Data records
========================

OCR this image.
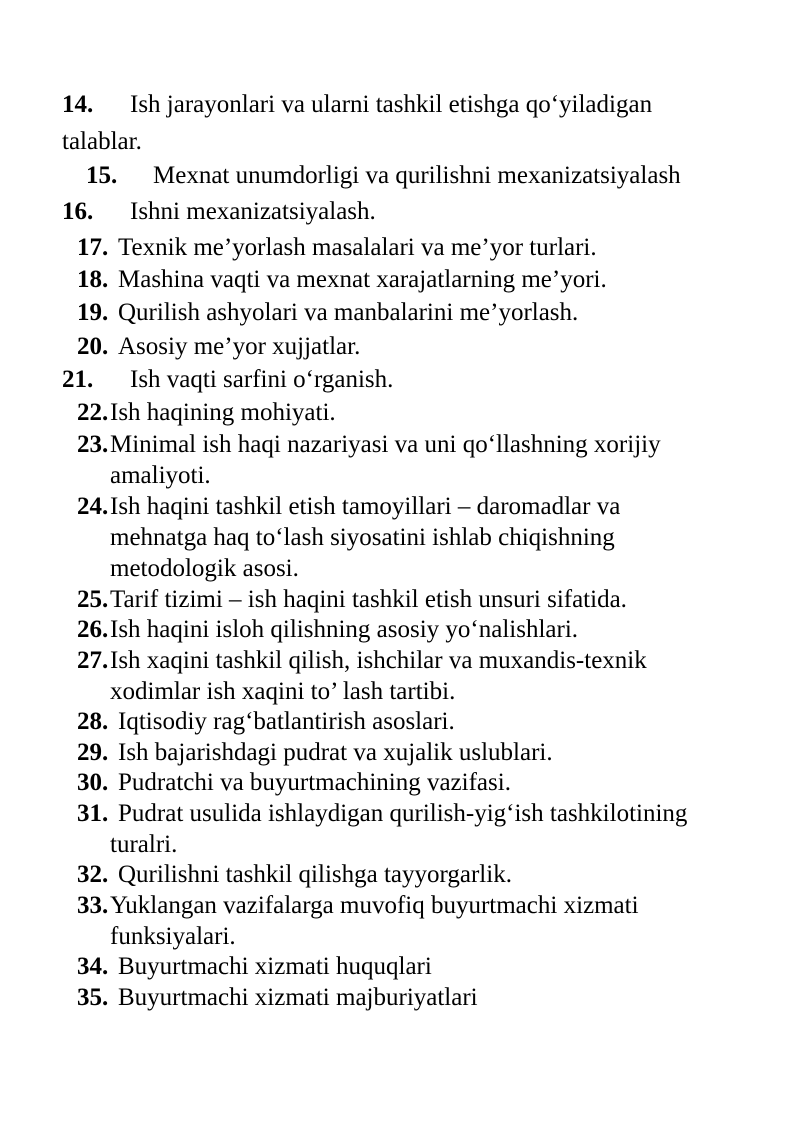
14. Ish jarayonlari va ularni tashkil etishga qo‘yiladigan
talablar.
15. Mexnat unumdorligi va qurilishni mexanizatsiyalash
16. Ishni mexanizatsiyalash.
17. Texnik me’yorlash masalalari va me’yor turlari.
18. Mashina vaqti va mexnat xarajatlarning me’yori.
19. Qurilish ashyolari va manbalarini me’yorlash.
20. Asosiy me’yor xujjatlar.
21. Ish vaqti sarfini o‘rganish.
22. Ish haqining mohiyati.
23. Minimal ish haqi nazariyasi va uni qo‘llashning xorijiy
amaliyoti.
24. Ish haqini tashkil etish tamoyillari – daromadlar va
mehnatga haq to‘lash siyosatini ishlab chiqishning
metodologik asosi.
25. Tarif tizimi – ish haqini tashkil etish unsuri sifatida.
26. Ish haqini isloh qilishning asosiy yo‘nalishlari.
27. Ish xaqini tashkil qilish, ishchilar va muxandis-texnik
xodimlar ish xaqini to’ lash tartibi.
28. Iqtisodiy rag‘batlantirish asoslari.
29. Ish bajarishdagi pudrat va xujalik uslublari.
30. Pudratchi va buyurtmachining vazifasi.
31. Pudrat usulida ishlaydigan qurilish-yig‘ish tashkilotining
turalri.
32. Qurilishni tashkil qilishga tayyorgarlik.
33. Yuklangan vazifalarga muvofiq buyurtmachi xizmati
funksiyalari.
34. Buyurtmachi xizmati huquqlari
35. Buyurtmachi xizmati majburiyatlari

========================

Description of the task
Work through the listing above and report how many lines include the string "xizmati", with no other text.

Solution
3